Dataset rows
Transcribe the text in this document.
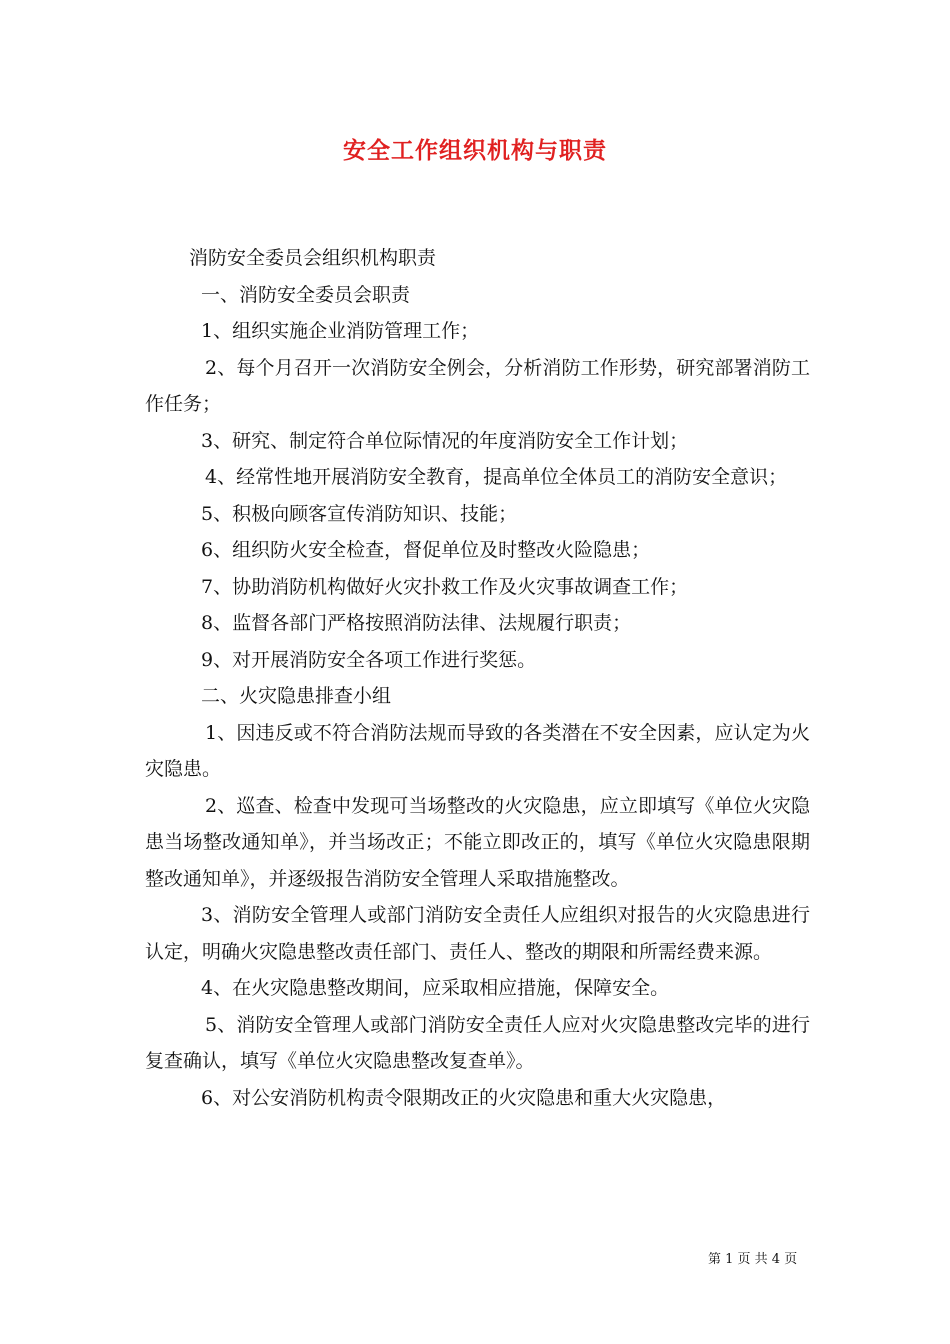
安全工作组织机构与职责

消防安全委员会组织机构职责

一、消防安全委员会职责

1、组织实施企业消防管理工作；

2、每个月召开一次消防安全例会，分析消防工作形势，研究部署消防工作任务；

3、研究、制定符合单位际情况的年度消防安全工作计划；

4、经常性地开展消防安全教育，提高单位全体员工的消防安全意识；

5、积极向顾客宣传消防知识、技能；

6、组织防火安全检查，督促单位及时整改火险隐患；

7、协助消防机构做好火灾扑救工作及火灾事故调查工作；

8、监督各部门严格按照消防法律、法规履行职责；

9、对开展消防安全各项工作进行奖惩。

二、火灾隐患排查小组

1、因违反或不符合消防法规而导致的各类潜在不安全因素，应认定为火灾隐患。

2、巡查、检查中发现可当场整改的火灾隐患，应立即填写《单位火灾隐患当场整改通知单》，并当场改正；不能立即改正的，填写《单位火灾隐患限期整改通知单》，并逐级报告消防安全管理人采取措施整改。

3、消防安全管理人或部门消防安全责任人应组织对报告的火灾隐患进行认定，明确火灾隐患整改责任部门、责任人、整改的期限和所需经费来源。

4、在火灾隐患整改期间，应采取相应措施，保障安全。

5、消防安全管理人或部门消防安全责任人应对火灾隐患整改完毕的进行复查确认，填写《单位火灾隐患整改复查单》。

6、对公安消防机构责令限期改正的火灾隐患和重大火灾隐患，

第 1 页 共 4 页
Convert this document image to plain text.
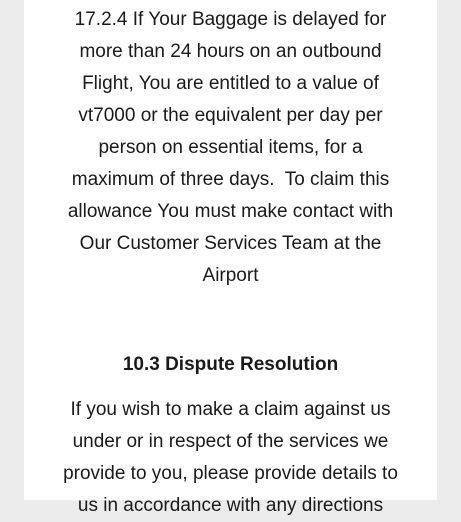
17.2.4 If Your Baggage is delayed for
more than 24 hours on an outbound
Flight, You are entitled to a value of
vt7000 or the equivalent per day per
person on essential items, for a
maximum of three days.  To claim this
allowance You must make contact with
Our Customer Services Team at the
Airport
10.3 Dispute Resolution
If you wish to make a claim against us
under or in respect of the services we
provide to you, please provide details to
us in accordance with any directions
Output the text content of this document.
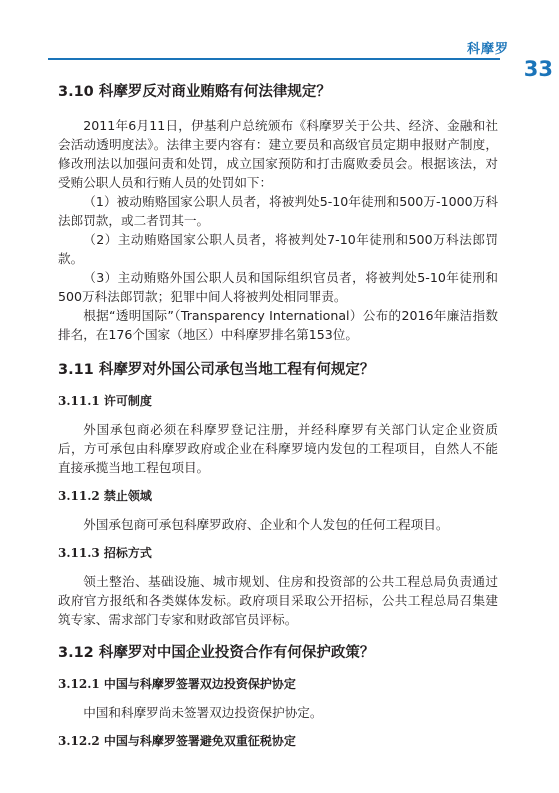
科摩罗
33
3.10 科摩罗反对商业贿赂有何法律规定？

2011年6月11日，伊基利户总统颁布《科摩罗关于公共、经济、金融和社会活动透明度法》。法律主要内容有：建立要员和高级官员定期申报财产制度，修改刑法以加强问责和处罚，成立国家预防和打击腐败委员会。根据该法，对受贿公职人员和行贿人员的处罚如下：

（1）被动贿赂国家公职人员者，将被判处5-10年徒刑和500万-1000万科法郎罚款，或二者罚其一。

（2）主动贿赂国家公职人员者，将被判处7-10年徒刑和500万科法郎罚款。

（3）主动贿赂外国公职人员和国际组织官员者，将被判处5-10年徒刑和500万科法郎罚款；犯罪中间人将被判处相同罪责。

根据“透明国际”（Transparency International）公布的2016年廉洁指数排名，在176个国家（地区）中科摩罗排名第153位。

3.11 科摩罗对外国公司承包当地工程有何规定？
3.11.1 许可制度

外国承包商必须在科摩罗登记注册，并经科摩罗有关部门认定企业资质后，方可承包由科摩罗政府或企业在科摩罗境内发包的工程项目，自然人不能直接承揽当地工程包项目。

3.11.2 禁止领域

外国承包商可承包科摩罗政府、企业和个人发包的任何工程项目。

3.11.3 招标方式

领土整治、基础设施、城市规划、住房和投资部的公共工程总局负责通过政府官方报纸和各类媒体发标。政府项目采取公开招标，公共工程总局召集建筑专家、需求部门专家和财政部官员评标。

3.12 科摩罗对中国企业投资合作有何保护政策？
3.12.1 中国与科摩罗签署双边投资保护协定

中国和科摩罗尚未签署双边投资保护协定。

3.12.2 中国与科摩罗签署避免双重征税协定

**GIVEN EXERCISE**. All lines from the one holding "Convert this document image to plain text." through the last line of the entries, and nothing else, are to be output exactly; leave out the pictures.

**CORRECT ANSWER**.
Convert this document image to plain text.
17.2.4 If Your Baggage is delayed for
more than 24 hours on an outbound
Flight, You are entitled to a value of
vt7000 or the equivalent per day per
person on essential items, for a
maximum of three days.  To claim this
allowance You must make contact with
Our Customer Services Team at the
Airport
10.3 Dispute Resolution
If you wish to make a claim against us
under or in respect of the services we
provide to you, please provide details to
us in accordance with any directions
Output the text content of this document.
科摩罗
33
3.10 科摩罗反对商业贿赂有何法律规定？

2011年6月11日，伊基利户总统颁布《科摩罗关于公共、经济、金融和社会活动透明度法》。法律主要内容有：建立要员和高级官员定期申报财产制度，修改刑法以加强问责和处罚，成立国家预防和打击腐败委员会。根据该法，对受贿公职人员和行贿人员的处罚如下：

（1）被动贿赂国家公职人员者，将被判处5-10年徒刑和500万-1000万科法郎罚款，或二者罚其一。

（2）主动贿赂国家公职人员者，将被判处7-10年徒刑和500万科法郎罚款。

（3）主动贿赂外国公职人员和国际组织官员者，将被判处5-10年徒刑和500万科法郎罚款；犯罪中间人将被判处相同罪责。

根据“透明国际”（Transparency International）公布的2016年廉洁指数排名，在176个国家（地区）中科摩罗排名第153位。

3.11 科摩罗对外国公司承包当地工程有何规定？
3.11.1 许可制度

外国承包商必须在科摩罗登记注册，并经科摩罗有关部门认定企业资质后，方可承包由科摩罗政府或企业在科摩罗境内发包的工程项目，自然人不能直接承揽当地工程包项目。

3.11.2 禁止领域

外国承包商可承包科摩罗政府、企业和个人发包的任何工程项目。

3.11.3 招标方式

领土整治、基础设施、城市规划、住房和投资部的公共工程总局负责通过政府官方报纸和各类媒体发标。政府项目采取公开招标，公共工程总局召集建筑专家、需求部门专家和财政部官员评标。

3.12 科摩罗对中国企业投资合作有何保护政策？
3.12.1 中国与科摩罗签署双边投资保护协定

中国和科摩罗尚未签署双边投资保护协定。

3.12.2 中国与科摩罗签署避免双重征税协定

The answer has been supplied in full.